What the exercise asks:
Read the data and repeat all of it exactly.
++++++++++
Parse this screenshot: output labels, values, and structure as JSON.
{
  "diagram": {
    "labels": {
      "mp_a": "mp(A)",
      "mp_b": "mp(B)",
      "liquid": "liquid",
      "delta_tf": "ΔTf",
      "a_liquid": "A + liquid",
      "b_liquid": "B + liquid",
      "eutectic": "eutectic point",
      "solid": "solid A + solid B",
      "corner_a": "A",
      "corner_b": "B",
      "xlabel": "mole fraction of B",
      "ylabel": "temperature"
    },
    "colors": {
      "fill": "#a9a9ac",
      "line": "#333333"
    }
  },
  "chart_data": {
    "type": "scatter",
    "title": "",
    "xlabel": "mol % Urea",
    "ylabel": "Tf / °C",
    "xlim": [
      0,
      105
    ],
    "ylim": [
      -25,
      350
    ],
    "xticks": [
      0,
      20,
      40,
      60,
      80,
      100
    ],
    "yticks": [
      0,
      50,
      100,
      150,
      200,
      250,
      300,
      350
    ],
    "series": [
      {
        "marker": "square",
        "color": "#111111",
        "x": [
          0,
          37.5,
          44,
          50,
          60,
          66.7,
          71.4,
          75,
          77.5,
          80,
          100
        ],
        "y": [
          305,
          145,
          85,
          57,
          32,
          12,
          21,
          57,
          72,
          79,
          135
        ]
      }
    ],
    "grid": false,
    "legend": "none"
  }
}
++++++++++
Exercise result:
Parse this screenshot: output labels, values, and structure as JSON.
{
  "diagram": {
    "labels": {
      "mp_a": "mp(A)",
      "mp_b": "mp(B)",
      "liquid": "liquid",
      "delta_tf": "ΔTf",
      "a_liquid": "A + liquid",
      "b_liquid": "B + liquid",
      "eutectic": "eutectic point",
      "solid": "solid A + solid B",
      "corner_a": "A",
      "corner_b": "B",
      "xlabel": "mole fraction of B",
      "ylabel": "temperature"
    },
    "colors": {
      "fill": "#a9a9ac",
      "line": "#333333"
    }
  },
  "chart_data": {
    "type": "scatter",
    "title": "",
    "xlabel": "mol % Urea",
    "ylabel": "Tf / °C",
    "xlim": [
      0,
      105
    ],
    "ylim": [
      -25,
      350
    ],
    "xticks": [
      0,
      20,
      40,
      60,
      80,
      100
    ],
    "yticks": [
      0,
      50,
      100,
      150,
      200,
      250,
      300,
      350
    ],
    "series": [
      {
        "marker": "square",
        "color": "#111111",
        "x": [
          0,
          37.5,
          44,
          50,
          60,
          66.7,
          71.4,
          75,
          77.5,
          80,
          100
        ],
        "y": [
          305,
          145,
          85,
          57,
          32,
          12,
          21,
          57,
          72,
          79,
          135
        ]
      }
    ],
    "grid": false,
    "legend": "none"
  }
}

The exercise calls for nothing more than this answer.